(GIVEN PROBLEM): Your answer should be a single number: how many lines in the data below hold the string "Clearlooks".
━━━━━ RECORDS SHOWN ━━━━━
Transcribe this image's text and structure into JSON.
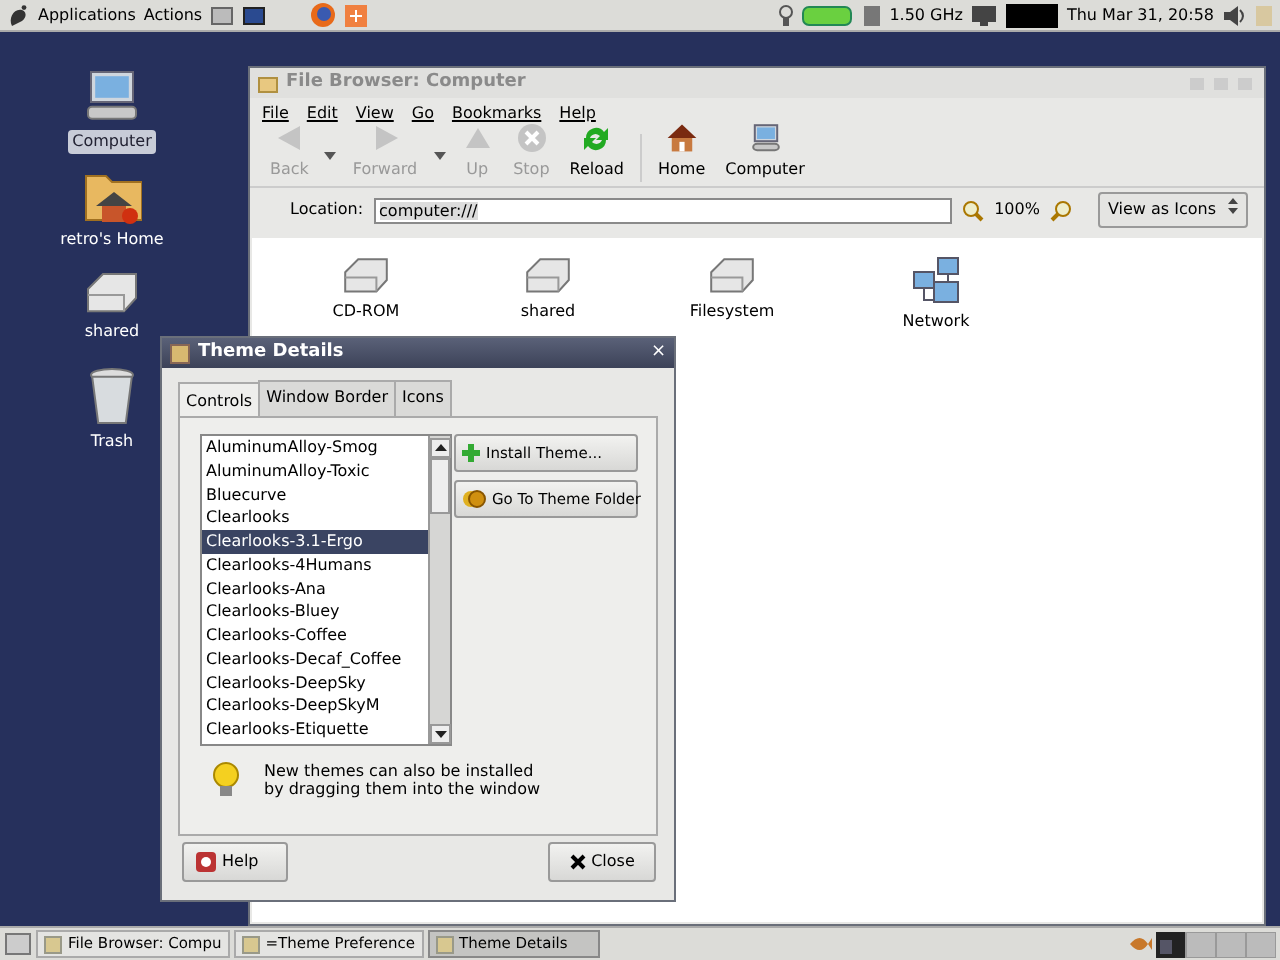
{
  "top_panel": {
    "menus": [
      "Applications",
      "Actions"
    ],
    "cpu_freq": "1.50 GHz",
    "clock": "Thu Mar 31, 20:58"
  },
  "desktop_icons": [
    {
      "label": "Computer",
      "kind": "computer",
      "selected": true
    },
    {
      "label": "retro's Home",
      "kind": "home",
      "selected": false
    },
    {
      "label": "shared",
      "kind": "drive",
      "selected": false
    },
    {
      "label": "Trash",
      "kind": "trash",
      "selected": false
    }
  ],
  "file_browser": {
    "title": "File Browser: Computer",
    "menu": [
      "File",
      "Edit",
      "View",
      "Go",
      "Bookmarks",
      "Help"
    ],
    "toolbar": [
      {
        "label": "Back",
        "kind": "back",
        "disabled": true
      },
      {
        "label": "Forward",
        "kind": "forward",
        "disabled": true
      },
      {
        "label": "Up",
        "kind": "up",
        "disabled": true
      },
      {
        "label": "Stop",
        "kind": "stop",
        "disabled": true
      },
      {
        "label": "Reload",
        "kind": "reload",
        "disabled": false
      },
      {
        "label": "Home",
        "kind": "home",
        "disabled": false
      },
      {
        "label": "Computer",
        "kind": "computer",
        "disabled": false
      }
    ],
    "location_label": "Location:",
    "location": "computer:///",
    "zoom": "100%",
    "view_mode": "View as Icons",
    "items": [
      {
        "label": "CD-ROM",
        "kind": "drive"
      },
      {
        "label": "shared",
        "kind": "drive"
      },
      {
        "label": "Filesystem",
        "kind": "drive"
      },
      {
        "label": "Network",
        "kind": "network"
      }
    ]
  },
  "theme_dialog": {
    "title": "Theme Details",
    "close_glyph": "×",
    "tabs": [
      {
        "label": "Controls",
        "selected": true
      },
      {
        "label": "Window Border",
        "selected": false
      },
      {
        "label": "Icons",
        "selected": false
      }
    ],
    "themes": [
      {
        "name": "AluminumAlloy-Smog",
        "selected": false
      },
      {
        "name": "AluminumAlloy-Toxic",
        "selected": false
      },
      {
        "name": "Bluecurve",
        "selected": false
      },
      {
        "name": "Clearlooks",
        "selected": false
      },
      {
        "name": "Clearlooks-3.1-Ergo",
        "selected": true
      },
      {
        "name": "Clearlooks-4Humans",
        "selected": false
      },
      {
        "name": "Clearlooks-Ana",
        "selected": false
      },
      {
        "name": "Clearlooks-Bluey",
        "selected": false
      },
      {
        "name": "Clearlooks-Coffee",
        "selected": false
      },
      {
        "name": "Clearlooks-Decaf_Coffee",
        "selected": false
      },
      {
        "name": "Clearlooks-DeepSky",
        "selected": false
      },
      {
        "name": "Clearlooks-DeepSkyM",
        "selected": false
      },
      {
        "name": "Clearlooks-Etiquette",
        "selected": false
      }
    ],
    "actions": [
      {
        "label": "Install Theme...",
        "kind": "install"
      },
      {
        "label": "Go To Theme Folder",
        "kind": "folder"
      }
    ],
    "hint_lines": [
      "New themes can also be installed",
      "by dragging them into the window"
    ],
    "help": "Help",
    "close": "Close"
  },
  "taskbar": [
    {
      "label": "File Browser: Compu",
      "selected": false
    },
    {
      "label": "=Theme Preference",
      "selected": false
    },
    {
      "label": "Theme Details",
      "selected": true
    }
  ]
}
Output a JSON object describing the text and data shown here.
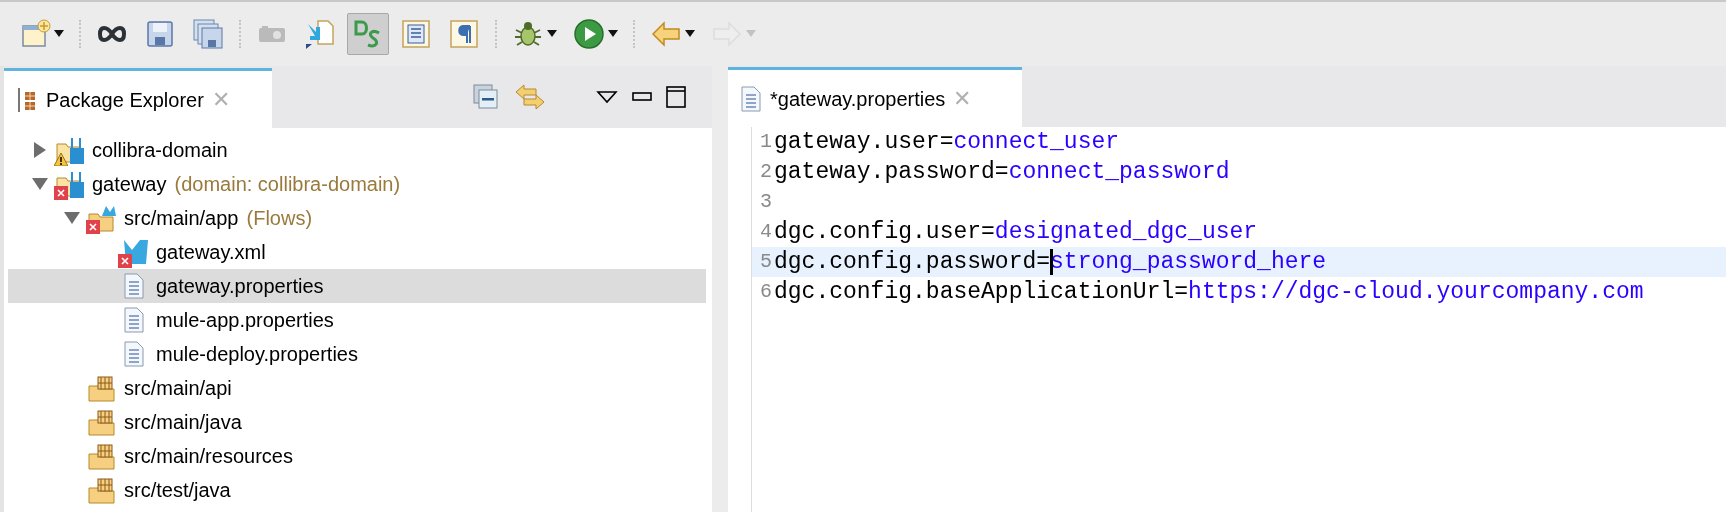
{
  "toolbar": [
    {
      "kind": "new",
      "dropdown": true,
      "selected": false,
      "disabled": false
    },
    {
      "kind": "mule",
      "dropdown": false,
      "selected": false,
      "disabled": false
    },
    {
      "kind": "save",
      "dropdown": false,
      "selected": false,
      "disabled": false
    },
    {
      "kind": "saveall",
      "dropdown": false,
      "selected": false,
      "disabled": false
    },
    {
      "kind": "camera",
      "dropdown": false,
      "selected": false,
      "disabled": true
    },
    {
      "kind": "import",
      "dropdown": false,
      "selected": false,
      "disabled": false
    },
    {
      "kind": "ds",
      "dropdown": false,
      "selected": true,
      "disabled": false
    },
    {
      "kind": "list",
      "dropdown": false,
      "selected": false,
      "disabled": false
    },
    {
      "kind": "pilcrow",
      "dropdown": false,
      "selected": false,
      "disabled": false
    },
    {
      "kind": "debug",
      "dropdown": true,
      "selected": false,
      "disabled": false
    },
    {
      "kind": "run",
      "dropdown": true,
      "selected": false,
      "disabled": false
    },
    {
      "kind": "back",
      "dropdown": true,
      "selected": false,
      "disabled": false
    },
    {
      "kind": "forward",
      "dropdown": true,
      "selected": false,
      "disabled": true
    }
  ],
  "explorer": {
    "title": "Package Explorer",
    "close": "✕",
    "tree": [
      {
        "kind": "project",
        "label": "collibra-domain",
        "warning": true,
        "error": false,
        "expanded": false,
        "selected": false
      },
      {
        "kind": "project",
        "label": "gateway",
        "annotation": "(domain: collibra-domain)",
        "warning": false,
        "error": true,
        "expanded": true,
        "selected": false,
        "children": [
          {
            "kind": "flows",
            "label": "src/main/app",
            "annotation": "(Flows)",
            "warning": false,
            "error": true,
            "expanded": true,
            "selected": false,
            "children": [
              {
                "kind": "mule",
                "label": "gateway.xml",
                "warning": false,
                "error": true,
                "selected": false
              },
              {
                "kind": "file",
                "label": "gateway.properties",
                "warning": false,
                "error": false,
                "selected": true
              },
              {
                "kind": "file",
                "label": "mule-app.properties",
                "warning": false,
                "error": false,
                "selected": false
              },
              {
                "kind": "file",
                "label": "mule-deploy.properties",
                "warning": false,
                "error": false,
                "selected": false
              }
            ]
          },
          {
            "kind": "package",
            "label": "src/main/api",
            "warning": false,
            "error": false,
            "selected": false
          },
          {
            "kind": "package",
            "label": "src/main/java",
            "warning": false,
            "error": false,
            "selected": false
          },
          {
            "kind": "package",
            "label": "src/main/resources",
            "warning": false,
            "error": false,
            "selected": false
          },
          {
            "kind": "package",
            "label": "src/test/java",
            "warning": false,
            "error": false,
            "selected": false
          }
        ]
      }
    ]
  },
  "editor": {
    "tab": {
      "title": "*gateway.properties",
      "close": "✕"
    },
    "lines": [
      {
        "number": "1",
        "key": "gateway.user=",
        "value": "connect_user",
        "current": false,
        "cursor": false
      },
      {
        "number": "2",
        "key": "gateway.password=",
        "value": "connect_password",
        "current": false,
        "cursor": false
      },
      {
        "number": "3",
        "current": false,
        "cursor": false
      },
      {
        "number": "4",
        "key": "dgc.config.user=",
        "value": "designated_dgc_user",
        "current": false,
        "cursor": false
      },
      {
        "number": "5",
        "key": "dgc.config.password=",
        "value": "strong_password_here",
        "current": true,
        "cursor": true
      },
      {
        "number": "6",
        "key": "dgc.config.baseApplicationUrl=",
        "value": "https://dgc-cloud.yourcompany.com",
        "current": false,
        "cursor": false
      }
    ]
  }
}
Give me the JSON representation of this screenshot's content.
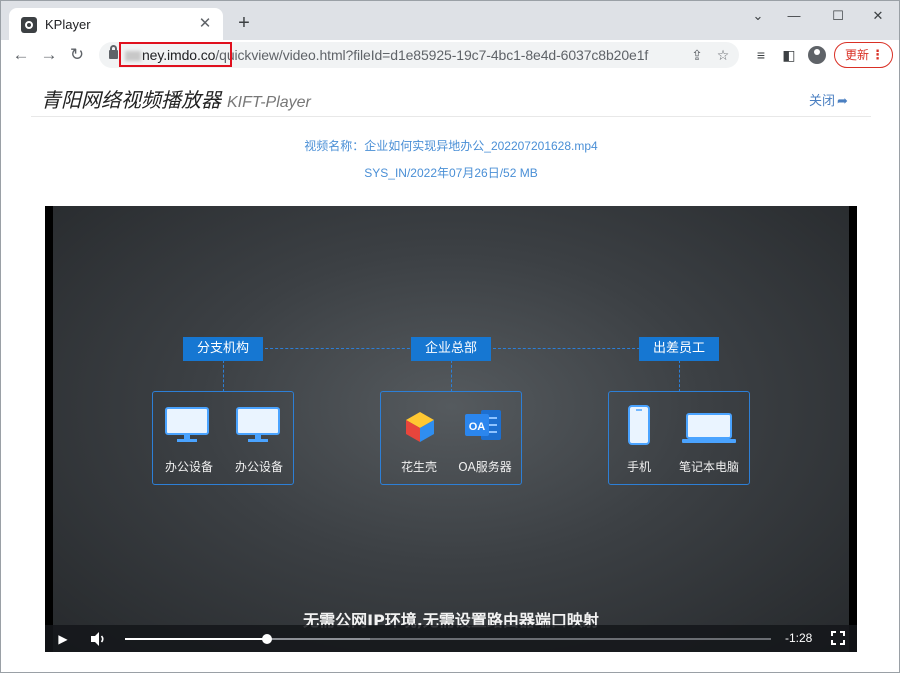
{
  "browser": {
    "tab_title": "KPlayer",
    "new_tab_symbol": "+",
    "close_tab_symbol": "✕",
    "window_controls": [
      "⌄",
      "—",
      "☐",
      "✕"
    ],
    "url": {
      "host_visible": "ney.imdo.co",
      "path": "/quickview/video.html?fileId=d1e85925-19c7-4bc1-8e4d-6037c8b20e1f"
    },
    "update_label": "更新",
    "icons": [
      "back-icon",
      "forward-icon",
      "reload-icon",
      "lock-icon",
      "share-icon",
      "star-icon",
      "media-icon",
      "sidepanel-icon",
      "profile-icon",
      "menu-icon"
    ]
  },
  "page": {
    "brand_cn": "青阳网络视频播放器",
    "brand_en": "KIFT-Player",
    "close_label": "关闭",
    "video_name": "视频名称：企业如何实现异地办公_202207201628.mp4",
    "video_meta": "SYS_IN/2022年07月26日/52 MB"
  },
  "video": {
    "nodes": [
      {
        "title": "分支机构",
        "devices": [
          "办公设备",
          "办公设备"
        ]
      },
      {
        "title": "企业总部",
        "devices": [
          "花生壳",
          "OA服务器"
        ]
      },
      {
        "title": "出差员工",
        "devices": [
          "手机",
          "笔记本电脑"
        ]
      }
    ],
    "oa_icon_text": "OA",
    "subtitle": "无需公网IP环境,无需设置路由器端口映射",
    "time_remaining": "-1:28",
    "progress": 0.22,
    "buffered": 0.38,
    "colors": {
      "accent": "#1677d2",
      "box_border": "#2d7fd6"
    }
  }
}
━━━━━
(RESPONSE TO THE EXERCISE): 10